• TASK TO CARRY OUT
Repeat each entry in full, exactly.
* Begin MATERIAL SHOWN *
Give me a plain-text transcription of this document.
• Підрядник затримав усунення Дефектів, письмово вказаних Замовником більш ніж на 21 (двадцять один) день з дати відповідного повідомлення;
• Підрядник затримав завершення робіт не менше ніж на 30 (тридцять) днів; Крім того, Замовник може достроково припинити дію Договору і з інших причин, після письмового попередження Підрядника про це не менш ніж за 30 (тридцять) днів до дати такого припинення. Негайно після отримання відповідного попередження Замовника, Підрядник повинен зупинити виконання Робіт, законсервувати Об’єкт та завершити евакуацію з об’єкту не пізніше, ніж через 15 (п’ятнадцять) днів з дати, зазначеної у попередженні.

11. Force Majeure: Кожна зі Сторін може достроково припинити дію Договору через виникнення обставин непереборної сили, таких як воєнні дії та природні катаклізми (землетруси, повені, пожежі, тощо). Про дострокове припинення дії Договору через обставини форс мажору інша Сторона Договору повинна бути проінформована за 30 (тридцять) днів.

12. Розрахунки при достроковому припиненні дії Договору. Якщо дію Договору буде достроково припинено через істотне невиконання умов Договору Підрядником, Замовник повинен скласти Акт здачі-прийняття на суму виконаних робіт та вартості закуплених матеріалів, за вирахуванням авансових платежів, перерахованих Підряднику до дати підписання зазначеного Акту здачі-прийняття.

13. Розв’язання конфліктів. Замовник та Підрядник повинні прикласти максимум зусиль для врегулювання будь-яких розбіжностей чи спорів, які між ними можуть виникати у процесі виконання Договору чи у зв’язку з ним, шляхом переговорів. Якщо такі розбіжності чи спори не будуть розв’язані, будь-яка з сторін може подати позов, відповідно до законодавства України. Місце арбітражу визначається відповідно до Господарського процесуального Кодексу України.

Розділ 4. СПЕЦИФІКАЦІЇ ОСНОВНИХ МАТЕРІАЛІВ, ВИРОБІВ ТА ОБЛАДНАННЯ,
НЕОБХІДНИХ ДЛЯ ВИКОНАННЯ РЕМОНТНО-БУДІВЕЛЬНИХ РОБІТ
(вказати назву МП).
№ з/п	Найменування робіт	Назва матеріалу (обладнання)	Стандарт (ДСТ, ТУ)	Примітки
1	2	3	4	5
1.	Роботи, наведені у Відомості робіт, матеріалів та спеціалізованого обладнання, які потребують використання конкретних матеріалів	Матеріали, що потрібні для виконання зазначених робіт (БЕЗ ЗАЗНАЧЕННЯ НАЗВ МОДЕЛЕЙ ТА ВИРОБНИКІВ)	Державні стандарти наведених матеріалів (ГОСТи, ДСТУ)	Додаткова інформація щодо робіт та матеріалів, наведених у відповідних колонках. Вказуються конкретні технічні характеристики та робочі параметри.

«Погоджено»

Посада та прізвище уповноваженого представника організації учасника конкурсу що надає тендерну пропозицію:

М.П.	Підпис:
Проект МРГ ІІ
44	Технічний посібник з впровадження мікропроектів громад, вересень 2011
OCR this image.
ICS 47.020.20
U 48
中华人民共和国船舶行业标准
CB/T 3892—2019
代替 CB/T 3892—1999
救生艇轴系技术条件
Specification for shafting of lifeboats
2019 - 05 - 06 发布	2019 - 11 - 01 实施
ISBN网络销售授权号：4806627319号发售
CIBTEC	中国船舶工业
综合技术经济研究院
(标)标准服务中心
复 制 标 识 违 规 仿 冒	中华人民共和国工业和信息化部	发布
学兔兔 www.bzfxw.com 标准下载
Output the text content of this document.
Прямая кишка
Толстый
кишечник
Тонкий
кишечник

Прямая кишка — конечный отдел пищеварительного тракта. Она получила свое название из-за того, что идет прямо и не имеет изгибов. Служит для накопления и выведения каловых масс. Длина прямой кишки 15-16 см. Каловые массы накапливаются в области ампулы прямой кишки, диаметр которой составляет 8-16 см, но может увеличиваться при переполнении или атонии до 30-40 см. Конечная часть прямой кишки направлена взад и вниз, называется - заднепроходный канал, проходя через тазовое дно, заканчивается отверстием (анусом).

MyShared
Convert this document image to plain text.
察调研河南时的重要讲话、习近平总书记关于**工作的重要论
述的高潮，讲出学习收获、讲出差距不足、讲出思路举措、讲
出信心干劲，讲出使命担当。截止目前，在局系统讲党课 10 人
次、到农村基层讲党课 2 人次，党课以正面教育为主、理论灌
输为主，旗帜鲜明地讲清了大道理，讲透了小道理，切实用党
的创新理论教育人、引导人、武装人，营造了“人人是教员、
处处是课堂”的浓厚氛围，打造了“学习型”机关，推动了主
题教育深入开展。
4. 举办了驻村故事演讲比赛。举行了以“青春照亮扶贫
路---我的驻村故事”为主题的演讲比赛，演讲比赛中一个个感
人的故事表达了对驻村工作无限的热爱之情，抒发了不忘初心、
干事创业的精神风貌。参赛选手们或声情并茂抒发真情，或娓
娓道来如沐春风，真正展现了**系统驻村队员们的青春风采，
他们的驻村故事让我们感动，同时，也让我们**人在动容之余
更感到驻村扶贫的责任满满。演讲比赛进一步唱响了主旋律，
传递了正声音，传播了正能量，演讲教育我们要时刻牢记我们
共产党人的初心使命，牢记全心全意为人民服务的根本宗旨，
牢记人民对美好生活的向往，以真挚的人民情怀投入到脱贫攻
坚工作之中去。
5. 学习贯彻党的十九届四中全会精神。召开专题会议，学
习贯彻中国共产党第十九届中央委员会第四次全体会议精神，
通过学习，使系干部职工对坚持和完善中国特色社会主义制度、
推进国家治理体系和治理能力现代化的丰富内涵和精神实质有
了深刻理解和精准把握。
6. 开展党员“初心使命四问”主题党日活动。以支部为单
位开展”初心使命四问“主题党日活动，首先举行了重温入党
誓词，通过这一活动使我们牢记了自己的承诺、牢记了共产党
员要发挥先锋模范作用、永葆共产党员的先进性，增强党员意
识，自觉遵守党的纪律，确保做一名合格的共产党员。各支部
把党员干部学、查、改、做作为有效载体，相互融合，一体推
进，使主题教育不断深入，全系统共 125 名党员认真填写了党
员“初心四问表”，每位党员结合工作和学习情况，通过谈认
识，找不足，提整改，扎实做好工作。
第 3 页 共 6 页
* End MATERIAL SHOWN *
• THE RESULT
Give me a plain-text transcription of this document.
• Підрядник затримав усунення Дефектів, письмово вказаних Замовником більш ніж на 21 (двадцять один) день з дати відповідного повідомлення;
• Підрядник затримав завершення робіт не менше ніж на 30 (тридцять) днів; Крім того, Замовник може достроково припинити дію Договору і з інших причин, після письмового попередження Підрядника про це не менш ніж за 30 (тридцять) днів до дати такого припинення. Негайно після отримання відповідного попередження Замовника, Підрядник повинен зупинити виконання Робіт, законсервувати Об’єкт та завершити евакуацію з об’єкту не пізніше, ніж через 15 (п’ятнадцять) днів з дати, зазначеної у попередженні.

11. Force Majeure: Кожна зі Сторін може достроково припинити дію Договору через виникнення обставин непереборної сили, таких як воєнні дії та природні катаклізми (землетруси, повені, пожежі, тощо). Про дострокове припинення дії Договору через обставини форс мажору інша Сторона Договору повинна бути проінформована за 30 (тридцять) днів.

12. Розрахунки при достроковому припиненні дії Договору. Якщо дію Договору буде достроково припинено через істотне невиконання умов Договору Підрядником, Замовник повинен скласти Акт здачі-прийняття на суму виконаних робіт та вартості закуплених матеріалів, за вирахуванням авансових платежів, перерахованих Підряднику до дати підписання зазначеного Акту здачі-прийняття.

13. Розв’язання конфліктів. Замовник та Підрядник повинні прикласти максимум зусиль для врегулювання будь-яких розбіжностей чи спорів, які між ними можуть виникати у процесі виконання Договору чи у зв’язку з ним, шляхом переговорів. Якщо такі розбіжності чи спори не будуть розв’язані, будь-яка з сторін може подати позов, відповідно до законодавства України. Місце арбітражу визначається відповідно до Господарського процесуального Кодексу України.

Розділ 4. СПЕЦИФІКАЦІЇ ОСНОВНИХ МАТЕРІАЛІВ, ВИРОБІВ ТА ОБЛАДНАННЯ,
НЕОБХІДНИХ ДЛЯ ВИКОНАННЯ РЕМОНТНО-БУДІВЕЛЬНИХ РОБІТ
(вказати назву МП).
№ з/п	Найменування робіт	Назва матеріалу (обладнання)	Стандарт (ДСТ, ТУ)	Примітки
1	2	3	4	5
1.	Роботи, наведені у Відомості робіт, матеріалів та спеціалізованого обладнання, які потребують використання конкретних матеріалів	Матеріали, що потрібні для виконання зазначених робіт (БЕЗ ЗАЗНАЧЕННЯ НАЗВ МОДЕЛЕЙ ТА ВИРОБНИКІВ)	Державні стандарти наведених матеріалів (ГОСТи, ДСТУ)	Додаткова інформація щодо робіт та матеріалів, наведених у відповідних колонках. Вказуються конкретні технічні характеристики та робочі параметри.

«Погоджено»

Посада та прізвище уповноваженого представника організації учасника конкурсу що надає тендерну пропозицію:

М.П.	Підпис:
Проект МРГ ІІ
44	Технічний посібник з впровадження мікропроектів громад, вересень 2011
OCR this image.
ICS 47.020.20
U 48
中华人民共和国船舶行业标准
CB/T 3892—2019
代替 CB/T 3892—1999
救生艇轴系技术条件
Specification for shafting of lifeboats
2019 - 05 - 06 发布	2019 - 11 - 01 实施
ISBN网络销售授权号：4806627319号发售
CIBTEC	中国船舶工业
综合技术经济研究院
(标)标准服务中心
复 制 标 识 违 规 仿 冒	中华人民共和国工业和信息化部	发布
学兔兔 www.bzfxw.com 标准下载
Output the text content of this document.
Прямая кишка
Толстый
кишечник
Тонкий
кишечник

Прямая кишка — конечный отдел пищеварительного тракта. Она получила свое название из-за того, что идет прямо и не имеет изгибов. Служит для накопления и выведения каловых масс. Длина прямой кишки 15-16 см. Каловые массы накапливаются в области ампулы прямой кишки, диаметр которой составляет 8-16 см, но может увеличиваться при переполнении или атонии до 30-40 см. Конечная часть прямой кишки направлена взад и вниз, называется - заднепроходный канал, проходя через тазовое дно, заканчивается отверстием (анусом).

MyShared
Convert this document image to plain text.
察调研河南时的重要讲话、习近平总书记关于**工作的重要论
述的高潮，讲出学习收获、讲出差距不足、讲出思路举措、讲
出信心干劲，讲出使命担当。截止目前，在局系统讲党课 10 人
次、到农村基层讲党课 2 人次，党课以正面教育为主、理论灌
输为主，旗帜鲜明地讲清了大道理，讲透了小道理，切实用党
的创新理论教育人、引导人、武装人，营造了“人人是教员、
处处是课堂”的浓厚氛围，打造了“学习型”机关，推动了主
题教育深入开展。
4. 举办了驻村故事演讲比赛。举行了以“青春照亮扶贫
路---我的驻村故事”为主题的演讲比赛，演讲比赛中一个个感
人的故事表达了对驻村工作无限的热爱之情，抒发了不忘初心、
干事创业的精神风貌。参赛选手们或声情并茂抒发真情，或娓
娓道来如沐春风，真正展现了**系统驻村队员们的青春风采，
他们的驻村故事让我们感动，同时，也让我们**人在动容之余
更感到驻村扶贫的责任满满。演讲比赛进一步唱响了主旋律，
传递了正声音，传播了正能量，演讲教育我们要时刻牢记我们
共产党人的初心使命，牢记全心全意为人民服务的根本宗旨，
牢记人民对美好生活的向往，以真挚的人民情怀投入到脱贫攻
坚工作之中去。
5. 学习贯彻党的十九届四中全会精神。召开专题会议，学
习贯彻中国共产党第十九届中央委员会第四次全体会议精神，
通过学习，使系干部职工对坚持和完善中国特色社会主义制度、
推进国家治理体系和治理能力现代化的丰富内涵和精神实质有
了深刻理解和精准把握。
6. 开展党员“初心使命四问”主题党日活动。以支部为单
位开展”初心使命四问“主题党日活动，首先举行了重温入党
誓词，通过这一活动使我们牢记了自己的承诺、牢记了共产党
员要发挥先锋模范作用、永葆共产党员的先进性，增强党员意
识，自觉遵守党的纪律，确保做一名合格的共产党员。各支部
把党员干部学、查、改、做作为有效载体，相互融合，一体推
进，使主题教育不断深入，全系统共 125 名党员认真填写了党
员“初心四问表”，每位党员结合工作和学习情况，通过谈认
识，找不足，提整改，扎实做好工作。
第 3 页 共 6 页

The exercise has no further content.